• Rows:
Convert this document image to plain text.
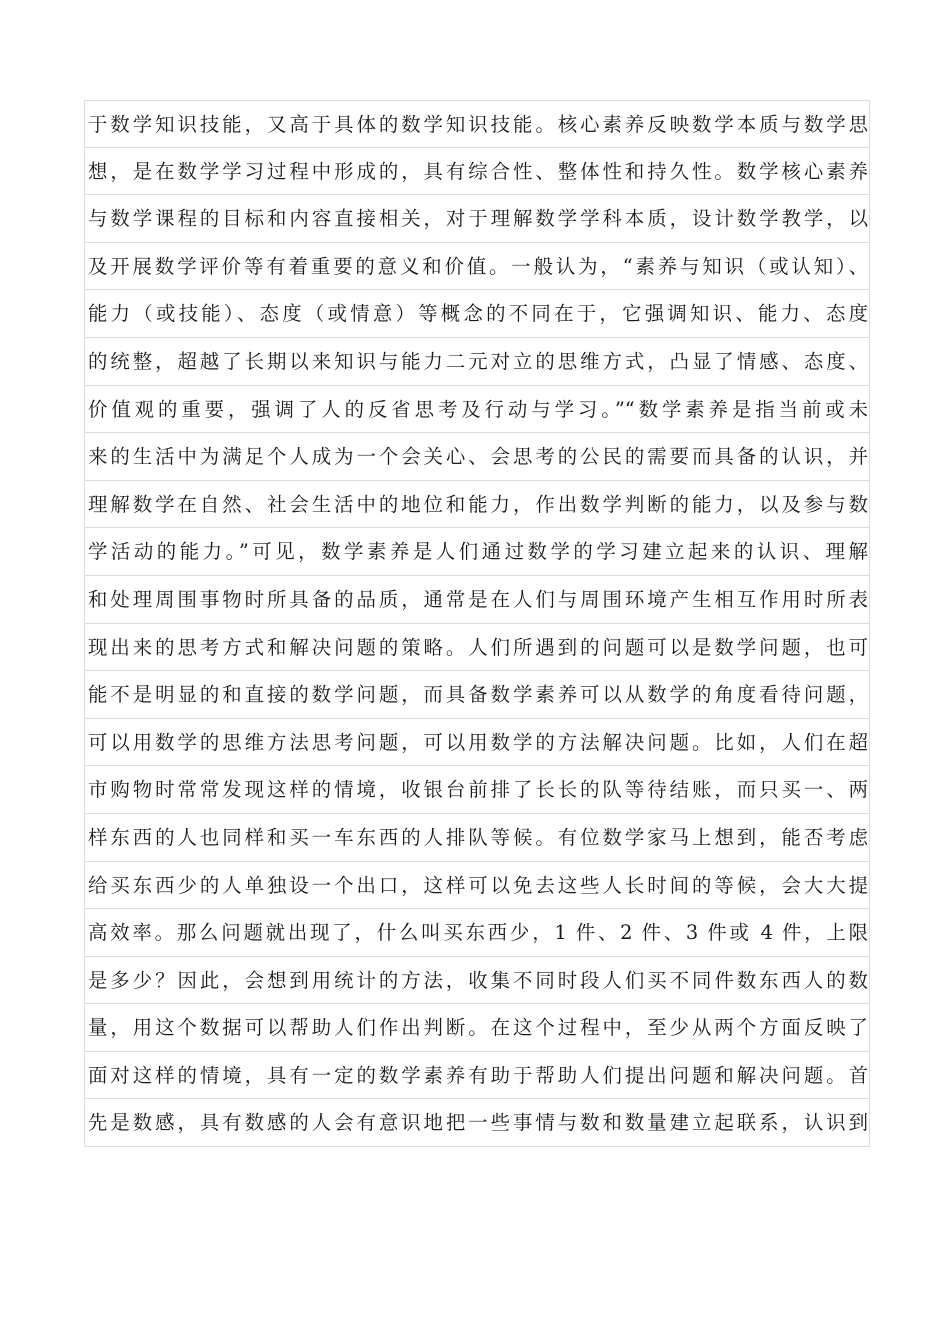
于数学知识技能，又高于具体的数学知识技能。核心素养反映数学本质与数学思
想，是在数学学习过程中形成的，具有综合性、整体性和持久性。数学核心素养
与数学课程的目标和内容直接相关，对于理解数学学科本质，设计数学教学，以
及开展数学评价等有着重要的意义和价值。一般认为，“素养与知识（或认知）、
能力（或技能）、态度（或情意）等概念的不同在于，它强调知识、能力、态度
的统整，超越了长期以来知识与能力二元对立的思维方式，凸显了情感、态度、
价值观的重要，强调了人的反省思考及行动与学习。”“数学素养是指当前或未
来的生活中为满足个人成为一个会关心、会思考的公民的需要而具备的认识，并
理解数学在自然、社会生活中的地位和能力，作出数学判断的能力，以及参与数
学活动的能力。”可见，数学素养是人们通过数学的学习建立起来的认识、理解
和处理周围事物时所具备的品质，通常是在人们与周围环境产生相互作用时所表
现出来的思考方式和解决问题的策略。人们所遇到的问题可以是数学问题，也可
能不是明显的和直接的数学问题，而具备数学素养可以从数学的角度看待问题，
可以用数学的思维方法思考问题，可以用数学的方法解决问题。比如，人们在超
市购物时常常发现这样的情境，收银台前排了长长的队等待结账，而只买一、两
样东西的人也同样和买一车东西的人排队等候。有位数学家马上想到，能否考虑
给买东西少的人单独设一个出口，这样可以免去这些人长时间的等候，会大大提
高效率。那么问题就出现了，什么叫买东西少，1 件、2 件、3 件或 4 件，上限
是多少？因此，会想到用统计的方法，收集不同时段人们买不同件数东西人的数
量，用这个数据可以帮助人们作出判断。在这个过程中，至少从两个方面反映了
面对这样的情境，具有一定的数学素养有助于帮助人们提出问题和解决问题。首
先是数感，具有数感的人会有意识地把一些事情与数和数量建立起联系，认识到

• Problem to solve: Copy all the entries word for word. Omit any pictures.

• Answer below:
Convert this document image to plain text.
于数学知识技能，又高于具体的数学知识技能。核心素养反映数学本质与数学思
想，是在数学学习过程中形成的，具有综合性、整体性和持久性。数学核心素养
与数学课程的目标和内容直接相关，对于理解数学学科本质，设计数学教学，以
及开展数学评价等有着重要的意义和价值。一般认为，“素养与知识（或认知）、
能力（或技能）、态度（或情意）等概念的不同在于，它强调知识、能力、态度
的统整，超越了长期以来知识与能力二元对立的思维方式，凸显了情感、态度、
价值观的重要，强调了人的反省思考及行动与学习。”“数学素养是指当前或未
来的生活中为满足个人成为一个会关心、会思考的公民的需要而具备的认识，并
理解数学在自然、社会生活中的地位和能力，作出数学判断的能力，以及参与数
学活动的能力。”可见，数学素养是人们通过数学的学习建立起来的认识、理解
和处理周围事物时所具备的品质，通常是在人们与周围环境产生相互作用时所表
现出来的思考方式和解决问题的策略。人们所遇到的问题可以是数学问题，也可
能不是明显的和直接的数学问题，而具备数学素养可以从数学的角度看待问题，
可以用数学的思维方法思考问题，可以用数学的方法解决问题。比如，人们在超
市购物时常常发现这样的情境，收银台前排了长长的队等待结账，而只买一、两
样东西的人也同样和买一车东西的人排队等候。有位数学家马上想到，能否考虑
给买东西少的人单独设一个出口，这样可以免去这些人长时间的等候，会大大提
高效率。那么问题就出现了，什么叫买东西少，1 件、2 件、3 件或 4 件，上限
是多少？因此，会想到用统计的方法，收集不同时段人们买不同件数东西人的数
量，用这个数据可以帮助人们作出判断。在这个过程中，至少从两个方面反映了
面对这样的情境，具有一定的数学素养有助于帮助人们提出问题和解决问题。首
先是数感，具有数感的人会有意识地把一些事情与数和数量建立起联系，认识到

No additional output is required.